WHAT IS NEEDED
Pictures should be excluded; otherwise, copy every entry exactly.

MATERIAL
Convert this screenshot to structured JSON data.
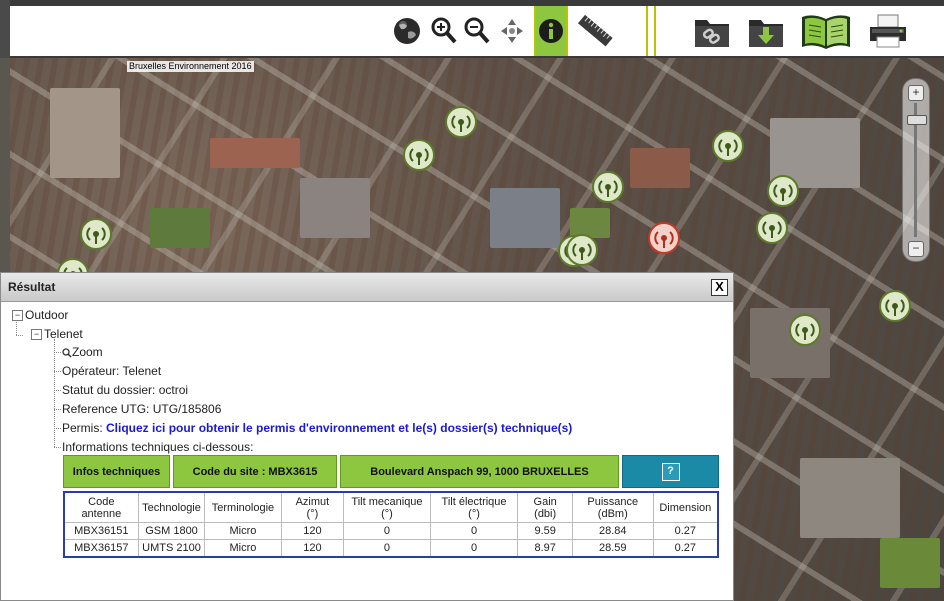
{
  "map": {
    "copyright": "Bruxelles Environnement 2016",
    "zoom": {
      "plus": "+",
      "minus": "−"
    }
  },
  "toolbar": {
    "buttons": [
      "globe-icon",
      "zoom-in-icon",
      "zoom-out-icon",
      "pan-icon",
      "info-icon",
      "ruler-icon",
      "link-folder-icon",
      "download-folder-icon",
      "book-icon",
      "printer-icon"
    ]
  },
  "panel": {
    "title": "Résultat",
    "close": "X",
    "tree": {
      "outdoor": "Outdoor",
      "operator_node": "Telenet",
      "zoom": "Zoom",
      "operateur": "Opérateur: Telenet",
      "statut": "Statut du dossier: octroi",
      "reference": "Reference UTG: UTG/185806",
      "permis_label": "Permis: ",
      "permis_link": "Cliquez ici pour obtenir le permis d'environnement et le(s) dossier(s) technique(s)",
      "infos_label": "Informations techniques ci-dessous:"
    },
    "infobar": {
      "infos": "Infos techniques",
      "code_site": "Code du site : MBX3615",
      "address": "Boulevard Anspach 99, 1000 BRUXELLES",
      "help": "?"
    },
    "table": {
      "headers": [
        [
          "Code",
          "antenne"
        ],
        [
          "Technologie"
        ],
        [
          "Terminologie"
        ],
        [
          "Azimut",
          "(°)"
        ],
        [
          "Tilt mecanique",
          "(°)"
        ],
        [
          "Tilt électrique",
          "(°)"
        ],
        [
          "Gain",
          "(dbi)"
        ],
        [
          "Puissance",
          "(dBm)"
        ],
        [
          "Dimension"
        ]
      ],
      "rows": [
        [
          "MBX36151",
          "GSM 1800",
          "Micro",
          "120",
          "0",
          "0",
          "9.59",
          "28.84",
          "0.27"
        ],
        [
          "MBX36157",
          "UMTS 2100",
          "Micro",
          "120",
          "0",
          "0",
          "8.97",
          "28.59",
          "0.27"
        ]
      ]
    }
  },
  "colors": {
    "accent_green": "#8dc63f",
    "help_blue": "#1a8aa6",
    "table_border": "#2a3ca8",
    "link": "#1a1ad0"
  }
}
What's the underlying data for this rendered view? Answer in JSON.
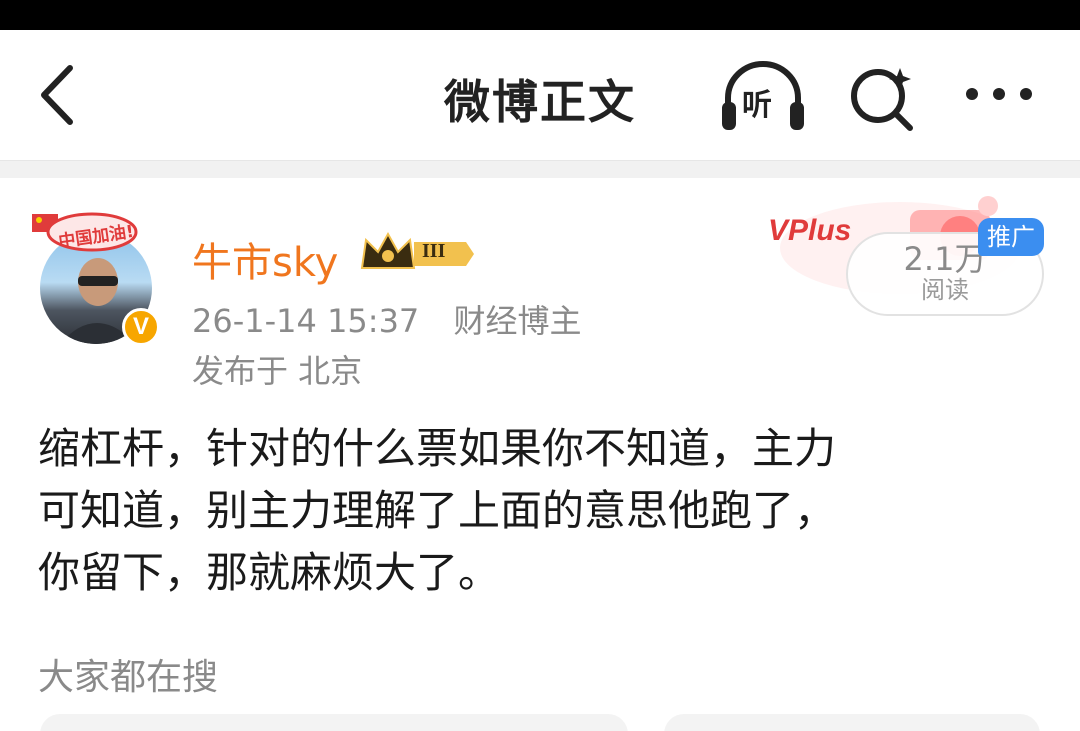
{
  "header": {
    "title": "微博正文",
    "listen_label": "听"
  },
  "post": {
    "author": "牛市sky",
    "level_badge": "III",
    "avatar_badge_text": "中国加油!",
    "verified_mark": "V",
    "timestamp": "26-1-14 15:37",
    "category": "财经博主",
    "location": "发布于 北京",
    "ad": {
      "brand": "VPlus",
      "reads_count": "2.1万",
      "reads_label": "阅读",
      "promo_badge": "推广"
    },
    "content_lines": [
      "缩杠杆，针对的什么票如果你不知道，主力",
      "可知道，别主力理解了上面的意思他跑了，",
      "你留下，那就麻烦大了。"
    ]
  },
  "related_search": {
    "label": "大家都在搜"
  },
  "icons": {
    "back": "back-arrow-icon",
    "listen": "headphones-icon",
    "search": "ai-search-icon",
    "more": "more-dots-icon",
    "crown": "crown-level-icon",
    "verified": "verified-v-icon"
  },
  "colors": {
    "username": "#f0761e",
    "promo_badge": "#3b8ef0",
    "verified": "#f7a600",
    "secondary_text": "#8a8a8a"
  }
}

THE RESULT
Convert this screenshot to structured JSON data.
{
  "map": {
    "copyright": "Bruxelles Environnement 2016",
    "zoom": {
      "plus": "+",
      "minus": "−"
    }
  },
  "toolbar": {
    "buttons": [
      "globe-icon",
      "zoom-in-icon",
      "zoom-out-icon",
      "pan-icon",
      "info-icon",
      "ruler-icon",
      "link-folder-icon",
      "download-folder-icon",
      "book-icon",
      "printer-icon"
    ]
  },
  "panel": {
    "title": "Résultat",
    "close": "X",
    "tree": {
      "outdoor": "Outdoor",
      "operator_node": "Telenet",
      "zoom": "Zoom",
      "operateur": "Opérateur: Telenet",
      "statut": "Statut du dossier: octroi",
      "reference": "Reference UTG: UTG/185806",
      "permis_label": "Permis: ",
      "permis_link": "Cliquez ici pour obtenir le permis d'environnement et le(s) dossier(s) technique(s)",
      "infos_label": "Informations techniques ci-dessous:"
    },
    "infobar": {
      "infos": "Infos techniques",
      "code_site": "Code du site : MBX3615",
      "address": "Boulevard Anspach 99, 1000 BRUXELLES",
      "help": "?"
    },
    "table": {
      "headers": [
        [
          "Code",
          "antenne"
        ],
        [
          "Technologie"
        ],
        [
          "Terminologie"
        ],
        [
          "Azimut",
          "(°)"
        ],
        [
          "Tilt mecanique",
          "(°)"
        ],
        [
          "Tilt électrique",
          "(°)"
        ],
        [
          "Gain",
          "(dbi)"
        ],
        [
          "Puissance",
          "(dBm)"
        ],
        [
          "Dimension"
        ]
      ],
      "rows": [
        [
          "MBX36151",
          "GSM 1800",
          "Micro",
          "120",
          "0",
          "0",
          "9.59",
          "28.84",
          "0.27"
        ],
        [
          "MBX36157",
          "UMTS 2100",
          "Micro",
          "120",
          "0",
          "0",
          "8.97",
          "28.59",
          "0.27"
        ]
      ]
    }
  },
  "colors": {
    "accent_green": "#8dc63f",
    "help_blue": "#1a8aa6",
    "table_border": "#2a3ca8",
    "link": "#1a1ad0"
  }
}
What's the underlying data for this rendered view? Answer in JSON.
{
  "header": {
    "title": "微博正文",
    "listen_label": "听"
  },
  "post": {
    "author": "牛市sky",
    "level_badge": "III",
    "avatar_badge_text": "中国加油!",
    "verified_mark": "V",
    "timestamp": "26-1-14 15:37",
    "category": "财经博主",
    "location": "发布于 北京",
    "ad": {
      "brand": "VPlus",
      "reads_count": "2.1万",
      "reads_label": "阅读",
      "promo_badge": "推广"
    },
    "content_lines": [
      "缩杠杆，针对的什么票如果你不知道，主力",
      "可知道，别主力理解了上面的意思他跑了，",
      "你留下，那就麻烦大了。"
    ]
  },
  "related_search": {
    "label": "大家都在搜"
  },
  "icons": {
    "back": "back-arrow-icon",
    "listen": "headphones-icon",
    "search": "ai-search-icon",
    "more": "more-dots-icon",
    "crown": "crown-level-icon",
    "verified": "verified-v-icon"
  },
  "colors": {
    "username": "#f0761e",
    "promo_badge": "#3b8ef0",
    "verified": "#f7a600",
    "secondary_text": "#8a8a8a"
  }
}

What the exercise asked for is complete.